* Provided records
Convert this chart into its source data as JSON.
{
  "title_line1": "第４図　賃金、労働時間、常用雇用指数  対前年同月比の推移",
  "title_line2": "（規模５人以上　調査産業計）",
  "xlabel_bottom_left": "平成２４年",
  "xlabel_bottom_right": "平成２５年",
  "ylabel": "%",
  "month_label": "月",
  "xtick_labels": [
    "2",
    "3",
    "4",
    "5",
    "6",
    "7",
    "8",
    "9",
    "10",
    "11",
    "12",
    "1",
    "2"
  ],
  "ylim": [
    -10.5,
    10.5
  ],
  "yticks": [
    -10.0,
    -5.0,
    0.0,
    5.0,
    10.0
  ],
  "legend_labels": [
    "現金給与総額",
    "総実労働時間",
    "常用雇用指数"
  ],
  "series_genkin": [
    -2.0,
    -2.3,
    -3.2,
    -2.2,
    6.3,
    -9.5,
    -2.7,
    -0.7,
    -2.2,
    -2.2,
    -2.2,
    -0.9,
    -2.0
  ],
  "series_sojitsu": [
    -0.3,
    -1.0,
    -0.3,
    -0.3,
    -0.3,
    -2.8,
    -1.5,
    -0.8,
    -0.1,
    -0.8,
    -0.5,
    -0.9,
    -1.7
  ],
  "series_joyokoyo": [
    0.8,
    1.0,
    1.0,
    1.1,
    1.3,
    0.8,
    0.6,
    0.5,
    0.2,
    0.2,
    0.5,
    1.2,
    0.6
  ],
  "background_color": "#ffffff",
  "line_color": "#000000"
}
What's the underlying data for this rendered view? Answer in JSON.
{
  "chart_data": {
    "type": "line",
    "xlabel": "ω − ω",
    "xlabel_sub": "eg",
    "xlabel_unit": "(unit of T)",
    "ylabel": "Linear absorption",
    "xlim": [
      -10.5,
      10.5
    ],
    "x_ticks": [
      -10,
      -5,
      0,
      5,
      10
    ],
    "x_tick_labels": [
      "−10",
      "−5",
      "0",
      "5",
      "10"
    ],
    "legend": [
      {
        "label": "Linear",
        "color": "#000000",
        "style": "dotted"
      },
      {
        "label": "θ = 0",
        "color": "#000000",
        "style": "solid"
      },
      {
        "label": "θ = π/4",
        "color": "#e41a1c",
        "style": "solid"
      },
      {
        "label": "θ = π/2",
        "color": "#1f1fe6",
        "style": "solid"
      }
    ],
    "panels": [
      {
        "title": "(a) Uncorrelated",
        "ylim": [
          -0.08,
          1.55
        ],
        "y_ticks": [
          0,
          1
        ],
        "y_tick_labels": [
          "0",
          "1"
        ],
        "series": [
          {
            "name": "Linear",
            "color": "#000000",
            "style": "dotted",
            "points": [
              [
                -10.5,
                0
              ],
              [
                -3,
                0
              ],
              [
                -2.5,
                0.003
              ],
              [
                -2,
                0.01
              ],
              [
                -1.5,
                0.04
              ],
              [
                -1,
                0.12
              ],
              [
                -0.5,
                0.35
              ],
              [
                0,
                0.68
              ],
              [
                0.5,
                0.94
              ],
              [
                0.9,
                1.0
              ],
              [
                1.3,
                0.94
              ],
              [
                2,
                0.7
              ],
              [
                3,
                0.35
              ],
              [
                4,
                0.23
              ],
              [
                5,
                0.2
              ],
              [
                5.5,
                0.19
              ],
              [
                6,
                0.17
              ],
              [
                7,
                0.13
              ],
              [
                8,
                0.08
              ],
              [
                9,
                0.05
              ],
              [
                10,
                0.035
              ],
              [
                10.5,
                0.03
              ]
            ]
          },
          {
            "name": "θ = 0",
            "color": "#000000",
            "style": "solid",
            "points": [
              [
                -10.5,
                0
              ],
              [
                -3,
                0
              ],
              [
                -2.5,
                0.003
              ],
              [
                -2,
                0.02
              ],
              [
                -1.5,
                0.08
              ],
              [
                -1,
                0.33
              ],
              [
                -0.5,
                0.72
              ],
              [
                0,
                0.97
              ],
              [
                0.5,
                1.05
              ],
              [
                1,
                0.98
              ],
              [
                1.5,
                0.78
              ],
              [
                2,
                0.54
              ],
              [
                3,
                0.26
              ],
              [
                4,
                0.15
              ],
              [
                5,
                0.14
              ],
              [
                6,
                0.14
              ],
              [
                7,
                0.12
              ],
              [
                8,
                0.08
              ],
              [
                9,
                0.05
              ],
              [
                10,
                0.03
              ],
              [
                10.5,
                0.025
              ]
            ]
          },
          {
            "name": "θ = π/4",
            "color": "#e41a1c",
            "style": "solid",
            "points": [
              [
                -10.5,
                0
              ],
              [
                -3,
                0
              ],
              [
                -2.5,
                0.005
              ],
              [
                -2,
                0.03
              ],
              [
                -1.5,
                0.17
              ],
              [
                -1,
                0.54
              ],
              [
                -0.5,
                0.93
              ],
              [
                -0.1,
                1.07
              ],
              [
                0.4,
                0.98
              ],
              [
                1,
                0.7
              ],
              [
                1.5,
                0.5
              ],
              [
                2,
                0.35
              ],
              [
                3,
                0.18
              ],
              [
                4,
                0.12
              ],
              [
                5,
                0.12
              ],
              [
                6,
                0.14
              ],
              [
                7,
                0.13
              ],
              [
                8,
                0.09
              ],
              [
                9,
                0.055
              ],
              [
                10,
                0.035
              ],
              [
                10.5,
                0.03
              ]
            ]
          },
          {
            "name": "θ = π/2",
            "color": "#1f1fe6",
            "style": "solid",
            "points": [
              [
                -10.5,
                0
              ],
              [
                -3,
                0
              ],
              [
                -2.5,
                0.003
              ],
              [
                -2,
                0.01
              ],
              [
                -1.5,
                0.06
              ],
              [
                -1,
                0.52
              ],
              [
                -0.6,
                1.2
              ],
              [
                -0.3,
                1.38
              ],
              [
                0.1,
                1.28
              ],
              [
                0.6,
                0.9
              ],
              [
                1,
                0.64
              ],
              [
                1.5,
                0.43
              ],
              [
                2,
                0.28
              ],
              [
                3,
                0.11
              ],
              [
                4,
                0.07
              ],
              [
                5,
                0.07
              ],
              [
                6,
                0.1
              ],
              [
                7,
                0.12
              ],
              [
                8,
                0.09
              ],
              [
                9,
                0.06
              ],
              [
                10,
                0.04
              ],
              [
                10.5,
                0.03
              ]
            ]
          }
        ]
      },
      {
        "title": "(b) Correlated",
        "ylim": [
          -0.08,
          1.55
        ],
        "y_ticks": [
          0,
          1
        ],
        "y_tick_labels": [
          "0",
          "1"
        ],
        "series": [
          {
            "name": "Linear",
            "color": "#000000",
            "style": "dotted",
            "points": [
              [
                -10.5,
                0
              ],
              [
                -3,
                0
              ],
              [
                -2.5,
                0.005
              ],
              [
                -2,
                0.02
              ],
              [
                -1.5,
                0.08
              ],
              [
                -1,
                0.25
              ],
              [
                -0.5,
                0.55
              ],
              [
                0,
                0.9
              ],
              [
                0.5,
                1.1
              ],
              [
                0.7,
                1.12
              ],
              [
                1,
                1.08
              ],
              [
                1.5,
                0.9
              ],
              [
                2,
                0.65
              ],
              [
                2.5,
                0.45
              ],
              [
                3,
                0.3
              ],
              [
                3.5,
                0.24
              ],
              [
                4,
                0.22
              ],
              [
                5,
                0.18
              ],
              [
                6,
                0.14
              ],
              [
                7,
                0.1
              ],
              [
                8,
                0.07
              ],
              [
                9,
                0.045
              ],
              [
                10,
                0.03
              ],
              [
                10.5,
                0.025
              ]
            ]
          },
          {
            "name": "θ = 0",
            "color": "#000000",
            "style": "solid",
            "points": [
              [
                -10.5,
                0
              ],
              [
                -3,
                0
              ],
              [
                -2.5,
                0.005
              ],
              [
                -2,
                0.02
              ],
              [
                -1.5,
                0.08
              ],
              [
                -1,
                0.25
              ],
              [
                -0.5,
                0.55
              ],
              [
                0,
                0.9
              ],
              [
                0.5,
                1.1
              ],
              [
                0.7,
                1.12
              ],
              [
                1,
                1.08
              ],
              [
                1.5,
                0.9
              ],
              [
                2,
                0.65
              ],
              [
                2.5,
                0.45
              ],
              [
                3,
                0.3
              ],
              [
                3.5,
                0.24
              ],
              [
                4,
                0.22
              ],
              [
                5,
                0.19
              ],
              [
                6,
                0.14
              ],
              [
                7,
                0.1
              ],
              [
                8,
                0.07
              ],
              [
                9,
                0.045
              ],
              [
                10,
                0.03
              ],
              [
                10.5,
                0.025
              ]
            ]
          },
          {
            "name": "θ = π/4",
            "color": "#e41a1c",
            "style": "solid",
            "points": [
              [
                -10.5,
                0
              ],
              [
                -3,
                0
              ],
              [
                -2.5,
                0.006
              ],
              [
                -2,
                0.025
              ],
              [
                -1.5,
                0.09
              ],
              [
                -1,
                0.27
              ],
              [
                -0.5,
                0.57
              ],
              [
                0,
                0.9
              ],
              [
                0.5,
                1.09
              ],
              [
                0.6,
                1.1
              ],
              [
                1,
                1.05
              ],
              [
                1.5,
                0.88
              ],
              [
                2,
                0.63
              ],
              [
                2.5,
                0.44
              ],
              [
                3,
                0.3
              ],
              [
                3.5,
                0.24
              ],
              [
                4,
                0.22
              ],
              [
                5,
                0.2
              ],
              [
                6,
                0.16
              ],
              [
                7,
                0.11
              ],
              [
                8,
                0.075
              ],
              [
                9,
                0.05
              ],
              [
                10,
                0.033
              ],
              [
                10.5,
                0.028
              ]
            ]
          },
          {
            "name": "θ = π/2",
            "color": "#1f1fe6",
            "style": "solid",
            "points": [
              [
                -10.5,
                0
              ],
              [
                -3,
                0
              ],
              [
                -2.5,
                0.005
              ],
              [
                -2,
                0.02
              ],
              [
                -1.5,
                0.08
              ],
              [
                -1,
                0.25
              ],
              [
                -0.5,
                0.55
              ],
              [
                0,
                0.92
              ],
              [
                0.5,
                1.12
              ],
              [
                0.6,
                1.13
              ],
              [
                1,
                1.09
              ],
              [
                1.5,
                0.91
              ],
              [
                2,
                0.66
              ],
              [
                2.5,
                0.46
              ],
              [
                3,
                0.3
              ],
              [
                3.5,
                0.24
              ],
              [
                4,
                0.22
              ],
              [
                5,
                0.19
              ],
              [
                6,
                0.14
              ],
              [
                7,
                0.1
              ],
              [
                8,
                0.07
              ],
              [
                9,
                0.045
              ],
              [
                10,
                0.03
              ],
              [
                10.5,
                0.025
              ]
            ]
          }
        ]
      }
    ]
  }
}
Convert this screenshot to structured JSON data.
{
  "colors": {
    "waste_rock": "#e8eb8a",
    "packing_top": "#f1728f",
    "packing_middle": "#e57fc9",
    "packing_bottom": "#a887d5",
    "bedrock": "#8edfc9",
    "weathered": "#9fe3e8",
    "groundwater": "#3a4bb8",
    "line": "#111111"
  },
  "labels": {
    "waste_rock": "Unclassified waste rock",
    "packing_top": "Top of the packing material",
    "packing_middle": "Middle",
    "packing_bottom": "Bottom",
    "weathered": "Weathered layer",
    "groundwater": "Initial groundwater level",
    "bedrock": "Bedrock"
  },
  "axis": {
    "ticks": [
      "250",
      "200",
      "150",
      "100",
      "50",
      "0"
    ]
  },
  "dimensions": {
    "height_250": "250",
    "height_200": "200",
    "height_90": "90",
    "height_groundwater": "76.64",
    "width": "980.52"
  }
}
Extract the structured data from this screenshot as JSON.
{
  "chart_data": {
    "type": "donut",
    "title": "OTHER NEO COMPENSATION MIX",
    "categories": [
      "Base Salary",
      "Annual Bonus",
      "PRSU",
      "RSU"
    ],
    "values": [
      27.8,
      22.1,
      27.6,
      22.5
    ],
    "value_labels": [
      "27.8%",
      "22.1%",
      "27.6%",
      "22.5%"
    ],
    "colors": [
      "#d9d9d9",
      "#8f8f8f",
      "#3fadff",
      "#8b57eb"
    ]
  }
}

* Problem
Repeat exactly the lines from the line containing "Extract the structured" through the last line of the records above, including both, and nothing else.

* Output of the task
Extract the structured data from this screenshot as JSON.
{
  "chart_data": {
    "type": "donut",
    "title": "OTHER NEO COMPENSATION MIX",
    "categories": [
      "Base Salary",
      "Annual Bonus",
      "PRSU",
      "RSU"
    ],
    "values": [
      27.8,
      22.1,
      27.6,
      22.5
    ],
    "value_labels": [
      "27.8%",
      "22.1%",
      "27.6%",
      "22.5%"
    ],
    "colors": [
      "#d9d9d9",
      "#8f8f8f",
      "#3fadff",
      "#8b57eb"
    ]
  }
}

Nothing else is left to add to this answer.